§ **Aim of the task**: Sift the material for lines containing "σmax", and return them.

[Some records]
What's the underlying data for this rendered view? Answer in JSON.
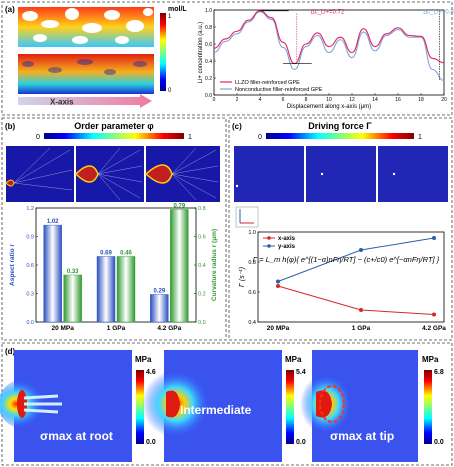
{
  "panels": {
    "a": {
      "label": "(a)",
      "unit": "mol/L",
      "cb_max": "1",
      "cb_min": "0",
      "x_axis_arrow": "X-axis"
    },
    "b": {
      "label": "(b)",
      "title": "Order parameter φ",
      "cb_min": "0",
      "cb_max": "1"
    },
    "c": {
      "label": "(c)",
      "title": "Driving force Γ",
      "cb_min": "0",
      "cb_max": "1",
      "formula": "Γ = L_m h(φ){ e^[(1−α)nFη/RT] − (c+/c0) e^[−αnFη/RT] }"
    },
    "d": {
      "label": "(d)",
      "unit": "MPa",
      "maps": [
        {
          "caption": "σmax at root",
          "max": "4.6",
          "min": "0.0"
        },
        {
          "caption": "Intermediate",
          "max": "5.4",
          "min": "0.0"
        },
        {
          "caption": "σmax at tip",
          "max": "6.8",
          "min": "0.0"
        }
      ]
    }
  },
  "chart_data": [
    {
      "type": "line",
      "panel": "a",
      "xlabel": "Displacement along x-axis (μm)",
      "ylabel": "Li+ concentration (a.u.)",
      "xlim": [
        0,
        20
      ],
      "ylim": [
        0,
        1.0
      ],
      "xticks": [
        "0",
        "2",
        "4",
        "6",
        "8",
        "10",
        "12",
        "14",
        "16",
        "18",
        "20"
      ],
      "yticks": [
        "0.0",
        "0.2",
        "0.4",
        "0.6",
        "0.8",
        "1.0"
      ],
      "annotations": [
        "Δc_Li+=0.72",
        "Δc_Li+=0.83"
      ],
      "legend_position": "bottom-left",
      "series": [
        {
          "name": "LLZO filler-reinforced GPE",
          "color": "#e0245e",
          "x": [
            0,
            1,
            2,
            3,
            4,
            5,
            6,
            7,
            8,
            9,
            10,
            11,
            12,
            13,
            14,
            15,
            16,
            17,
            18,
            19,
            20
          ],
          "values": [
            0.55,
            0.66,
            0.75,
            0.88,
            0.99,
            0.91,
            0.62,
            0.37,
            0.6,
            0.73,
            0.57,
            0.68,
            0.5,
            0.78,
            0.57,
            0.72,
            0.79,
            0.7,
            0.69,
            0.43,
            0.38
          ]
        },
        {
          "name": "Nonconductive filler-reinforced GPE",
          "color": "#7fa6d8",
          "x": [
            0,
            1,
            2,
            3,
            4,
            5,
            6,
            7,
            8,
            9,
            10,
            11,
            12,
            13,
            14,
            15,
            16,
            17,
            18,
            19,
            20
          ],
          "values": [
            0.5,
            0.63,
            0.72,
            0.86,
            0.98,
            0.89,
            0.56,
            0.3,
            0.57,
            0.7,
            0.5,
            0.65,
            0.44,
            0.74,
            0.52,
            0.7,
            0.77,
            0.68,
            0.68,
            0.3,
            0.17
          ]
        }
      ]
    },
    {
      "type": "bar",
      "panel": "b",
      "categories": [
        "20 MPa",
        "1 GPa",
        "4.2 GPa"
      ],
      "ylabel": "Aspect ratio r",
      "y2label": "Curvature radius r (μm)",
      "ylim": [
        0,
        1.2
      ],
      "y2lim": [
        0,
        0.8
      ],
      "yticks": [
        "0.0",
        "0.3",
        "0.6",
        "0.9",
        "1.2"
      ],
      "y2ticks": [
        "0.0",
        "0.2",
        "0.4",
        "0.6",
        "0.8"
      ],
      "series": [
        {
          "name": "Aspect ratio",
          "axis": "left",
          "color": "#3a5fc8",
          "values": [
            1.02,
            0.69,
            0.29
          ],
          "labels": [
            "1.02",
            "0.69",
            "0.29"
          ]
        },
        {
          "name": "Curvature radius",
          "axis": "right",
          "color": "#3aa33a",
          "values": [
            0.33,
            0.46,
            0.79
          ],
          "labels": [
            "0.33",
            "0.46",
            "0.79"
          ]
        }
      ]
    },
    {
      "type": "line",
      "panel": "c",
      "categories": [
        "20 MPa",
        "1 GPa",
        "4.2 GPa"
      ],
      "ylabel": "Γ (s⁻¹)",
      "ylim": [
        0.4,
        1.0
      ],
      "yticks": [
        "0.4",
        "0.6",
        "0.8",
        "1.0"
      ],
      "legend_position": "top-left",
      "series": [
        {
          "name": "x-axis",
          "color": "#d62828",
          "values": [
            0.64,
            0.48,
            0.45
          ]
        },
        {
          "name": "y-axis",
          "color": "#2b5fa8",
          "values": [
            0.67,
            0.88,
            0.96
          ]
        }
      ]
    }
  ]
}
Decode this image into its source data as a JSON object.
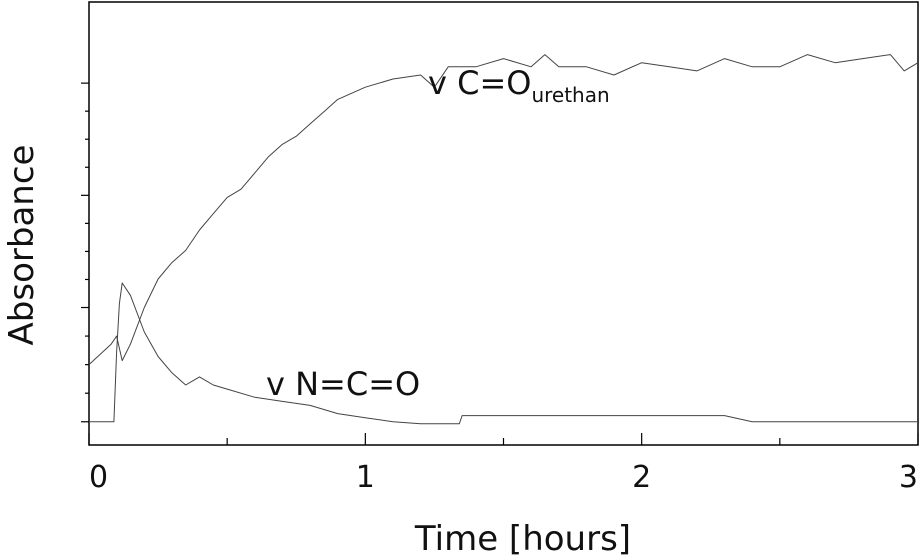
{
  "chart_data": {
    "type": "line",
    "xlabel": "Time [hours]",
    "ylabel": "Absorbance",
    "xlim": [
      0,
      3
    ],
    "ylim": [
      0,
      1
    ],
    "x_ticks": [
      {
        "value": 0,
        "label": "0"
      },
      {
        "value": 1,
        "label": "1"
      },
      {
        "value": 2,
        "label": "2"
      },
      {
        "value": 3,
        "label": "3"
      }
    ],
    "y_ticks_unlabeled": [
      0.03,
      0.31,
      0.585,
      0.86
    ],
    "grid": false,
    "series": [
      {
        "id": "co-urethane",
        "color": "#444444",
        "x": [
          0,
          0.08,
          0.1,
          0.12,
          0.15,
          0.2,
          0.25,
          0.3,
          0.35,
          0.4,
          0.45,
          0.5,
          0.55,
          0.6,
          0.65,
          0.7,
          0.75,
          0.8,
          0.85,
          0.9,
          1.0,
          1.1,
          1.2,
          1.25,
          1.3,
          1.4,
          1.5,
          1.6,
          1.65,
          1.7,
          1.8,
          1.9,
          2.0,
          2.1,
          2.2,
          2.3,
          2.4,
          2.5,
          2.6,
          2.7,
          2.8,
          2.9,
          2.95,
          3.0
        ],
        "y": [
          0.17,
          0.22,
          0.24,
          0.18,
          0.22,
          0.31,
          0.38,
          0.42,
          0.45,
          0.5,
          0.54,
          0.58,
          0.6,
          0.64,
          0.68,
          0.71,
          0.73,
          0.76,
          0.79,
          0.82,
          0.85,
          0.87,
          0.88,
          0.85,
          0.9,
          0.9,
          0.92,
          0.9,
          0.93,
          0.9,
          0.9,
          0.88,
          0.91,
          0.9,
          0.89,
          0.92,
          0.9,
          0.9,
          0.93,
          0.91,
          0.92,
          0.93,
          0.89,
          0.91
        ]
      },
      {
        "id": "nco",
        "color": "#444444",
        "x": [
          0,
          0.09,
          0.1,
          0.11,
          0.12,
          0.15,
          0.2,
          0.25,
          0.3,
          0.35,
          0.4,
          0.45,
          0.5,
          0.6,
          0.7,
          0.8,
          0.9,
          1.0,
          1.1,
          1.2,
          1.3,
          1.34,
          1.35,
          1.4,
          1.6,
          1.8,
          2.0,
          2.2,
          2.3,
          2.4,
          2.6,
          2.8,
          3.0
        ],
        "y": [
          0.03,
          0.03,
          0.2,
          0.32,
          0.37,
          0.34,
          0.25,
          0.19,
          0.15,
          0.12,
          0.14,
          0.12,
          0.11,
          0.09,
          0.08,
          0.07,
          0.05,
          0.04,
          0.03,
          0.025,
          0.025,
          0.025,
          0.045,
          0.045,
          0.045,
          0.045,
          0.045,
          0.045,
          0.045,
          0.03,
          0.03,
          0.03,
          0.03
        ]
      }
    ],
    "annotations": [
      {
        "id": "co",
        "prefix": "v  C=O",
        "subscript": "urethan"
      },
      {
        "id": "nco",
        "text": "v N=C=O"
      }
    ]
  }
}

==

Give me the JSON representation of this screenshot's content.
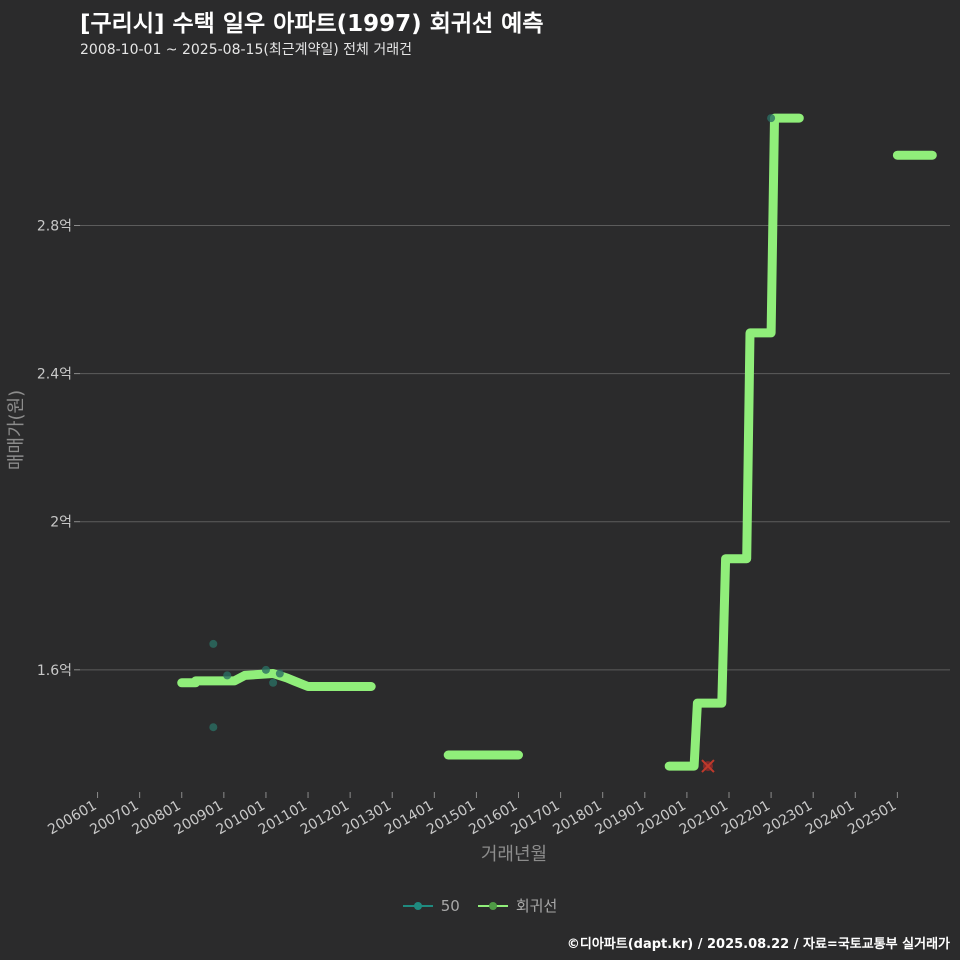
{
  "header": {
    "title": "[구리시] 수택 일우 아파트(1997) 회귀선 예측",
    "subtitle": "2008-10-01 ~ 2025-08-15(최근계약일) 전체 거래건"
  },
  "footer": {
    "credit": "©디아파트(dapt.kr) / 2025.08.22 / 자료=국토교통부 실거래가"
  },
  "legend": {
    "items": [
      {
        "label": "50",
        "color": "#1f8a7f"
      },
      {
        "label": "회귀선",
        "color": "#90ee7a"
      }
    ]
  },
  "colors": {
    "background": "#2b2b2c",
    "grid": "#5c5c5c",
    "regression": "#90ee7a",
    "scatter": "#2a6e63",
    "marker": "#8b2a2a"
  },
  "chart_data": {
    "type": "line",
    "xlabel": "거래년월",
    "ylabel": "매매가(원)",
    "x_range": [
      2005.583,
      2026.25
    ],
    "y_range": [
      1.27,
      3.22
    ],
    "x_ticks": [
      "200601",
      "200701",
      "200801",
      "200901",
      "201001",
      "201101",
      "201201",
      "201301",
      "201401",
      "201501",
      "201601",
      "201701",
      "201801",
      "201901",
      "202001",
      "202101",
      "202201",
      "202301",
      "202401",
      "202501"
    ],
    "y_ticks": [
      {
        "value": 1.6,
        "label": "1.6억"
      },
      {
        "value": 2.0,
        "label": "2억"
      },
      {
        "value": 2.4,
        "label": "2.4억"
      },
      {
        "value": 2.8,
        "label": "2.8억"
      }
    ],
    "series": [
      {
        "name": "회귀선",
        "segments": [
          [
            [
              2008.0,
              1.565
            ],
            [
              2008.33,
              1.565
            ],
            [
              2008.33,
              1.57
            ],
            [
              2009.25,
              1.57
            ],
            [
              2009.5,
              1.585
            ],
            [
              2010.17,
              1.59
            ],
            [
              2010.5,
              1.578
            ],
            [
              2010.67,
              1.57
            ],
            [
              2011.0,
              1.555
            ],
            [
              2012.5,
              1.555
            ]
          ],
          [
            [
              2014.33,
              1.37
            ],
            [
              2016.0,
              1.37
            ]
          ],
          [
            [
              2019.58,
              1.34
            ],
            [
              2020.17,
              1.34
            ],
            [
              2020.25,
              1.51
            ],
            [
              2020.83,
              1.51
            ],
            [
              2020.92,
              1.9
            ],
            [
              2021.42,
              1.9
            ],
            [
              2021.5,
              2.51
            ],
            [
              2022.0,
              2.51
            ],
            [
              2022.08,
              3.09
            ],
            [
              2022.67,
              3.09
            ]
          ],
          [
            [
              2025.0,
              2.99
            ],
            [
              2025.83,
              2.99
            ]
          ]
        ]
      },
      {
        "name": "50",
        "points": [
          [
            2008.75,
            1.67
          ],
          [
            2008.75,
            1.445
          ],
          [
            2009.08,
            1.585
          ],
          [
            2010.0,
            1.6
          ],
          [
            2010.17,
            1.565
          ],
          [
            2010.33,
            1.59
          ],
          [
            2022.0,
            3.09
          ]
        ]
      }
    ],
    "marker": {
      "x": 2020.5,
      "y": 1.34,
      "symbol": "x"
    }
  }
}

§ **Problem solution**:
          "caption": "σmax at root",
          "caption": "σmax at tip",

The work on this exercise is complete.